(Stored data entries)
--- BEGIN ---
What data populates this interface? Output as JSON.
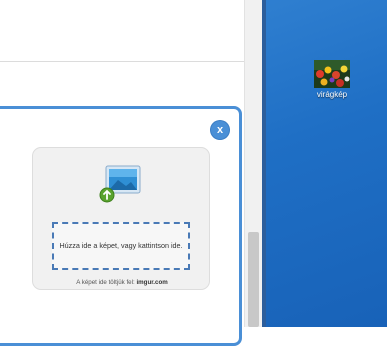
{
  "dialog": {
    "close_label": "x",
    "drop_zone_text": "Húzza ide a képet, vagy kattintson ide.",
    "footer_prefix": "A képet ide töltjük fel: ",
    "footer_site": "imgur.com"
  },
  "desktop": {
    "file_icon_label": "virágkép"
  },
  "colors": {
    "accent_blue": "#4a8fd6",
    "desktop_blue": "#1f6fc5"
  }
}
--- END ---
Problem requirements
Return the listing above unchanged, apart from dropping its pictures.

Full answer
What data populates this interface? Output as JSON.
{
  "dialog": {
    "close_label": "x",
    "drop_zone_text": "Húzza ide a képet, vagy kattintson ide.",
    "footer_prefix": "A képet ide töltjük fel: ",
    "footer_site": "imgur.com"
  },
  "desktop": {
    "file_icon_label": "virágkép"
  },
  "colors": {
    "accent_blue": "#4a8fd6",
    "desktop_blue": "#1f6fc5"
  }
}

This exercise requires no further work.